Written request:
Write the material out again exactly as it stands.

Dataset content:
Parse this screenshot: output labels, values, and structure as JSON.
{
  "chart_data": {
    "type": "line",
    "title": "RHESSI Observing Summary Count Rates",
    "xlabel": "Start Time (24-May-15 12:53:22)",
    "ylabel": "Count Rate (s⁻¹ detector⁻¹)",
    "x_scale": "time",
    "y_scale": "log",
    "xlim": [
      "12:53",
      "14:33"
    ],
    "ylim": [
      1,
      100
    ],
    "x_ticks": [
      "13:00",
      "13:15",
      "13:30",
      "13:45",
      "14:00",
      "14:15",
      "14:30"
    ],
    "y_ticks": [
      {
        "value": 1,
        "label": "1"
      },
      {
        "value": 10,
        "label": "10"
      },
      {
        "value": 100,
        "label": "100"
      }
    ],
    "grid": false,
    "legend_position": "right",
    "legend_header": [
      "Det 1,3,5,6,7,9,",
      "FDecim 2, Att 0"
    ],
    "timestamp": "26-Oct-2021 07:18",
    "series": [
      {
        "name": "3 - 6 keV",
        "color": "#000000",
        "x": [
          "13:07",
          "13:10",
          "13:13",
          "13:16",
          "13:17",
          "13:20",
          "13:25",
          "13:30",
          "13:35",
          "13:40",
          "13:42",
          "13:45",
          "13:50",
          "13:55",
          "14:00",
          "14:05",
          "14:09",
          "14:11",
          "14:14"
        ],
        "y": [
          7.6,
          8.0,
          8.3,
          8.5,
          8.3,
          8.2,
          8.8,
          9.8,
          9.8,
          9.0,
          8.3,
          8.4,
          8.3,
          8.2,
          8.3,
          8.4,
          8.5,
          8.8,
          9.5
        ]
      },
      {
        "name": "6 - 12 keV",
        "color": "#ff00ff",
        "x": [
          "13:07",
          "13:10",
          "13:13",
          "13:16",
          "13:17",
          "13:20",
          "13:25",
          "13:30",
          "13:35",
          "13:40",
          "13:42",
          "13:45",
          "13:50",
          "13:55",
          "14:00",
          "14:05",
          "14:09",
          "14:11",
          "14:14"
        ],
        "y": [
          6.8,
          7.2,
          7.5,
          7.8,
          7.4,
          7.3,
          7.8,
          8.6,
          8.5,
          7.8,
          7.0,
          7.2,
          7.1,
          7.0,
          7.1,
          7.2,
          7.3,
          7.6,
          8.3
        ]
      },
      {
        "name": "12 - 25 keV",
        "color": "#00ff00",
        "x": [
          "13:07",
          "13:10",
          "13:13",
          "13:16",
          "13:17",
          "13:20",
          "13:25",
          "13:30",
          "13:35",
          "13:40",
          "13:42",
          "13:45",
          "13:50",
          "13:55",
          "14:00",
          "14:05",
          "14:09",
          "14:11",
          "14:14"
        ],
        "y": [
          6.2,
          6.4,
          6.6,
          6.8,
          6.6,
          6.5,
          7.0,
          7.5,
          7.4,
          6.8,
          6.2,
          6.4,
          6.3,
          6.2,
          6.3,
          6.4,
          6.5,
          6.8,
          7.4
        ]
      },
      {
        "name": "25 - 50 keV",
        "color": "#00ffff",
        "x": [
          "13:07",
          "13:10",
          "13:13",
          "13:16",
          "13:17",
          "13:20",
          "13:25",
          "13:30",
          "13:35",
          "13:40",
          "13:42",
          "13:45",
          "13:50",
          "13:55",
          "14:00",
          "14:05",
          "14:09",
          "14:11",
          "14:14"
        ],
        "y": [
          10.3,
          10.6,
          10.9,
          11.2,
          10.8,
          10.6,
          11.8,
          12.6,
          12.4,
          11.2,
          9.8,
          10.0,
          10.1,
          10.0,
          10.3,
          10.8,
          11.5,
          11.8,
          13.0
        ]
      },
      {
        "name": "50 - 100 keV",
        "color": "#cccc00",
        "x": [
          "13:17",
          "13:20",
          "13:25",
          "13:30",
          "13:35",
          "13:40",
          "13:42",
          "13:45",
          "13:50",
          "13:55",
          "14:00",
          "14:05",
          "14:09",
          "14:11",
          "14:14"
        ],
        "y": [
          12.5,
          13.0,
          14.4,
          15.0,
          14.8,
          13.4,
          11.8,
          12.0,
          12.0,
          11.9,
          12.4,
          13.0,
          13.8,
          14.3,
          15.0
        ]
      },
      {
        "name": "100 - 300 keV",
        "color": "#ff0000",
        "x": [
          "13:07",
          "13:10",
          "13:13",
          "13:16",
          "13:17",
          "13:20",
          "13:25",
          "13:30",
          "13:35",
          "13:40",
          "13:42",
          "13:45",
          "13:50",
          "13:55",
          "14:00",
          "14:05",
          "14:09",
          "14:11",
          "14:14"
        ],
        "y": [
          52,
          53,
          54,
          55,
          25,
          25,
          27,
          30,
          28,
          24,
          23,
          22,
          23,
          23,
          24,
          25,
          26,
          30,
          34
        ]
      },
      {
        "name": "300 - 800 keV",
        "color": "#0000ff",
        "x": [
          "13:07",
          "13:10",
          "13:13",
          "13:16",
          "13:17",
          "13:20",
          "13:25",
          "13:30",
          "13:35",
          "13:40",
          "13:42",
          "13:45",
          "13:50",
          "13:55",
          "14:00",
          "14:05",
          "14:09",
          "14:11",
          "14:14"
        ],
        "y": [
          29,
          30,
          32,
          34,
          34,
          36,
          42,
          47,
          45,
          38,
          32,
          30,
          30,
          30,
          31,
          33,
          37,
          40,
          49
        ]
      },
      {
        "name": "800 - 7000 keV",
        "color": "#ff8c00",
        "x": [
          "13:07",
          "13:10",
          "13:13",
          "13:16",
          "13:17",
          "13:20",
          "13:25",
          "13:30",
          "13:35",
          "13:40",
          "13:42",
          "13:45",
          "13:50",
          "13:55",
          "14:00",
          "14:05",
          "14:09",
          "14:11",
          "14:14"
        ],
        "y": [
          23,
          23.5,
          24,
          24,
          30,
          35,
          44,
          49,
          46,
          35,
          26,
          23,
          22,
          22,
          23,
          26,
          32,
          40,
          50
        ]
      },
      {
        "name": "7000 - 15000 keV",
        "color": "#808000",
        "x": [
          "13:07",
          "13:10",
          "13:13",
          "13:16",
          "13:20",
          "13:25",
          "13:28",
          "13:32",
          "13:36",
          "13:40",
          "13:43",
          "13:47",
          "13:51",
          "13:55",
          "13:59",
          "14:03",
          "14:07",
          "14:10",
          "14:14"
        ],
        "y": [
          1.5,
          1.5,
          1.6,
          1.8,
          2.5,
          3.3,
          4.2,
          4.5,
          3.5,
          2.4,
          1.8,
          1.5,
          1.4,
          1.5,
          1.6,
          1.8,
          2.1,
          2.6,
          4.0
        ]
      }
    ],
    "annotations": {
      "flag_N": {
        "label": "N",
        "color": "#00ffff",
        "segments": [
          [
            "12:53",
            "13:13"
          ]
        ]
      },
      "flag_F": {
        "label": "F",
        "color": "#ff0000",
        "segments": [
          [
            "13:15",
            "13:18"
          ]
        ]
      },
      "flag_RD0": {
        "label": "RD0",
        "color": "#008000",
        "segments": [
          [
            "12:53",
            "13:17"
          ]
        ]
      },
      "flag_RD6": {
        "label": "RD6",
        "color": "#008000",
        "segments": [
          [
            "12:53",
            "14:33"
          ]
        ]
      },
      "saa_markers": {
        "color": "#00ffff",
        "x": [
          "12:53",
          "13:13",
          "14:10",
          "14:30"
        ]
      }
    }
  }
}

Completed exercise:
Parse this screenshot: output labels, values, and structure as JSON.
{
  "chart_data": {
    "type": "line",
    "title": "RHESSI Observing Summary Count Rates",
    "xlabel": "Start Time (24-May-15 12:53:22)",
    "ylabel": "Count Rate (s⁻¹ detector⁻¹)",
    "x_scale": "time",
    "y_scale": "log",
    "xlim": [
      "12:53",
      "14:33"
    ],
    "ylim": [
      1,
      100
    ],
    "x_ticks": [
      "13:00",
      "13:15",
      "13:30",
      "13:45",
      "14:00",
      "14:15",
      "14:30"
    ],
    "y_ticks": [
      {
        "value": 1,
        "label": "1"
      },
      {
        "value": 10,
        "label": "10"
      },
      {
        "value": 100,
        "label": "100"
      }
    ],
    "grid": false,
    "legend_position": "right",
    "legend_header": [
      "Det 1,3,5,6,7,9,",
      "FDecim 2, Att 0"
    ],
    "timestamp": "26-Oct-2021 07:18",
    "series": [
      {
        "name": "3 - 6 keV",
        "color": "#000000",
        "x": [
          "13:07",
          "13:10",
          "13:13",
          "13:16",
          "13:17",
          "13:20",
          "13:25",
          "13:30",
          "13:35",
          "13:40",
          "13:42",
          "13:45",
          "13:50",
          "13:55",
          "14:00",
          "14:05",
          "14:09",
          "14:11",
          "14:14"
        ],
        "y": [
          7.6,
          8.0,
          8.3,
          8.5,
          8.3,
          8.2,
          8.8,
          9.8,
          9.8,
          9.0,
          8.3,
          8.4,
          8.3,
          8.2,
          8.3,
          8.4,
          8.5,
          8.8,
          9.5
        ]
      },
      {
        "name": "6 - 12 keV",
        "color": "#ff00ff",
        "x": [
          "13:07",
          "13:10",
          "13:13",
          "13:16",
          "13:17",
          "13:20",
          "13:25",
          "13:30",
          "13:35",
          "13:40",
          "13:42",
          "13:45",
          "13:50",
          "13:55",
          "14:00",
          "14:05",
          "14:09",
          "14:11",
          "14:14"
        ],
        "y": [
          6.8,
          7.2,
          7.5,
          7.8,
          7.4,
          7.3,
          7.8,
          8.6,
          8.5,
          7.8,
          7.0,
          7.2,
          7.1,
          7.0,
          7.1,
          7.2,
          7.3,
          7.6,
          8.3
        ]
      },
      {
        "name": "12 - 25 keV",
        "color": "#00ff00",
        "x": [
          "13:07",
          "13:10",
          "13:13",
          "13:16",
          "13:17",
          "13:20",
          "13:25",
          "13:30",
          "13:35",
          "13:40",
          "13:42",
          "13:45",
          "13:50",
          "13:55",
          "14:00",
          "14:05",
          "14:09",
          "14:11",
          "14:14"
        ],
        "y": [
          6.2,
          6.4,
          6.6,
          6.8,
          6.6,
          6.5,
          7.0,
          7.5,
          7.4,
          6.8,
          6.2,
          6.4,
          6.3,
          6.2,
          6.3,
          6.4,
          6.5,
          6.8,
          7.4
        ]
      },
      {
        "name": "25 - 50 keV",
        "color": "#00ffff",
        "x": [
          "13:07",
          "13:10",
          "13:13",
          "13:16",
          "13:17",
          "13:20",
          "13:25",
          "13:30",
          "13:35",
          "13:40",
          "13:42",
          "13:45",
          "13:50",
          "13:55",
          "14:00",
          "14:05",
          "14:09",
          "14:11",
          "14:14"
        ],
        "y": [
          10.3,
          10.6,
          10.9,
          11.2,
          10.8,
          10.6,
          11.8,
          12.6,
          12.4,
          11.2,
          9.8,
          10.0,
          10.1,
          10.0,
          10.3,
          10.8,
          11.5,
          11.8,
          13.0
        ]
      },
      {
        "name": "50 - 100 keV",
        "color": "#cccc00",
        "x": [
          "13:17",
          "13:20",
          "13:25",
          "13:30",
          "13:35",
          "13:40",
          "13:42",
          "13:45",
          "13:50",
          "13:55",
          "14:00",
          "14:05",
          "14:09",
          "14:11",
          "14:14"
        ],
        "y": [
          12.5,
          13.0,
          14.4,
          15.0,
          14.8,
          13.4,
          11.8,
          12.0,
          12.0,
          11.9,
          12.4,
          13.0,
          13.8,
          14.3,
          15.0
        ]
      },
      {
        "name": "100 - 300 keV",
        "color": "#ff0000",
        "x": [
          "13:07",
          "13:10",
          "13:13",
          "13:16",
          "13:17",
          "13:20",
          "13:25",
          "13:30",
          "13:35",
          "13:40",
          "13:42",
          "13:45",
          "13:50",
          "13:55",
          "14:00",
          "14:05",
          "14:09",
          "14:11",
          "14:14"
        ],
        "y": [
          52,
          53,
          54,
          55,
          25,
          25,
          27,
          30,
          28,
          24,
          23,
          22,
          23,
          23,
          24,
          25,
          26,
          30,
          34
        ]
      },
      {
        "name": "300 - 800 keV",
        "color": "#0000ff",
        "x": [
          "13:07",
          "13:10",
          "13:13",
          "13:16",
          "13:17",
          "13:20",
          "13:25",
          "13:30",
          "13:35",
          "13:40",
          "13:42",
          "13:45",
          "13:50",
          "13:55",
          "14:00",
          "14:05",
          "14:09",
          "14:11",
          "14:14"
        ],
        "y": [
          29,
          30,
          32,
          34,
          34,
          36,
          42,
          47,
          45,
          38,
          32,
          30,
          30,
          30,
          31,
          33,
          37,
          40,
          49
        ]
      },
      {
        "name": "800 - 7000 keV",
        "color": "#ff8c00",
        "x": [
          "13:07",
          "13:10",
          "13:13",
          "13:16",
          "13:17",
          "13:20",
          "13:25",
          "13:30",
          "13:35",
          "13:40",
          "13:42",
          "13:45",
          "13:50",
          "13:55",
          "14:00",
          "14:05",
          "14:09",
          "14:11",
          "14:14"
        ],
        "y": [
          23,
          23.5,
          24,
          24,
          30,
          35,
          44,
          49,
          46,
          35,
          26,
          23,
          22,
          22,
          23,
          26,
          32,
          40,
          50
        ]
      },
      {
        "name": "7000 - 15000 keV",
        "color": "#808000",
        "x": [
          "13:07",
          "13:10",
          "13:13",
          "13:16",
          "13:20",
          "13:25",
          "13:28",
          "13:32",
          "13:36",
          "13:40",
          "13:43",
          "13:47",
          "13:51",
          "13:55",
          "13:59",
          "14:03",
          "14:07",
          "14:10",
          "14:14"
        ],
        "y": [
          1.5,
          1.5,
          1.6,
          1.8,
          2.5,
          3.3,
          4.2,
          4.5,
          3.5,
          2.4,
          1.8,
          1.5,
          1.4,
          1.5,
          1.6,
          1.8,
          2.1,
          2.6,
          4.0
        ]
      }
    ],
    "annotations": {
      "flag_N": {
        "label": "N",
        "color": "#00ffff",
        "segments": [
          [
            "12:53",
            "13:13"
          ]
        ]
      },
      "flag_F": {
        "label": "F",
        "color": "#ff0000",
        "segments": [
          [
            "13:15",
            "13:18"
          ]
        ]
      },
      "flag_RD0": {
        "label": "RD0",
        "color": "#008000",
        "segments": [
          [
            "12:53",
            "13:17"
          ]
        ]
      },
      "flag_RD6": {
        "label": "RD6",
        "color": "#008000",
        "segments": [
          [
            "12:53",
            "14:33"
          ]
        ]
      },
      "saa_markers": {
        "color": "#00ffff",
        "x": [
          "12:53",
          "13:13",
          "14:10",
          "14:30"
        ]
      }
    }
  }
}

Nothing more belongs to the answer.